#### [TASK TO CARRY OUT]
Only lines with the string "области" matter here; gather them from the material below.
* Begin RAW DATA *
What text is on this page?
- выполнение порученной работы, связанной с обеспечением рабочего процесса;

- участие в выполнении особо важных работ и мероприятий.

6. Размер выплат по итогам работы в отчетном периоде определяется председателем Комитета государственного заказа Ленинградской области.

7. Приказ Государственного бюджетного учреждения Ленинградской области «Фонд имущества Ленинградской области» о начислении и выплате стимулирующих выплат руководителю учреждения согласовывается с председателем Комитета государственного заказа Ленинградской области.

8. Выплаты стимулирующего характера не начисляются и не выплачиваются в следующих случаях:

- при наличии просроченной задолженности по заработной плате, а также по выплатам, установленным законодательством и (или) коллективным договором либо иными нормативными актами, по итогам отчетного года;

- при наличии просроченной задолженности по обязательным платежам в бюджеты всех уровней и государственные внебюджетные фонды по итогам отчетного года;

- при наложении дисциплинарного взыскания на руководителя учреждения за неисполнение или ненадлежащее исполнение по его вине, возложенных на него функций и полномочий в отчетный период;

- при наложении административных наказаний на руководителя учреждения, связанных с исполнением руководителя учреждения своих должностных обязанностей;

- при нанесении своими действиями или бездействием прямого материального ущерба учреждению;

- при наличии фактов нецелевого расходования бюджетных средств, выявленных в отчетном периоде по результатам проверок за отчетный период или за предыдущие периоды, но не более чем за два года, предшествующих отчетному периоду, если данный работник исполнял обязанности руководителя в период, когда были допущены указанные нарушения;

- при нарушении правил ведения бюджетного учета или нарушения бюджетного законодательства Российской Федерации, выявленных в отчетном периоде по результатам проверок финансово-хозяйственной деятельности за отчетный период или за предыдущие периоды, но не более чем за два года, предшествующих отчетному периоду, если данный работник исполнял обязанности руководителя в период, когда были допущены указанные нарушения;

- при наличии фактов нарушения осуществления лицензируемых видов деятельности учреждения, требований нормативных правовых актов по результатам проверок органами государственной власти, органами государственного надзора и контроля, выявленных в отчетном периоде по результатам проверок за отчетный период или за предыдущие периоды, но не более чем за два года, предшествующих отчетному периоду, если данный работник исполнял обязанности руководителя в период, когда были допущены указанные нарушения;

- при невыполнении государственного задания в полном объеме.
* End RAW DATA *
#### [TASK SOLUTION]
6. Размер выплат по итогам работы в отчетном периоде определяется председателем Комитета государственного заказа Ленинградской области.
7. Приказ Государственного бюджетного учреждения Ленинградской области «Фонд имущества Ленинградской области» о начислении и выплате стимулирующих выплат руководителю учреждения согласовывается с председателем Комитета государственного заказа Ленинградской области.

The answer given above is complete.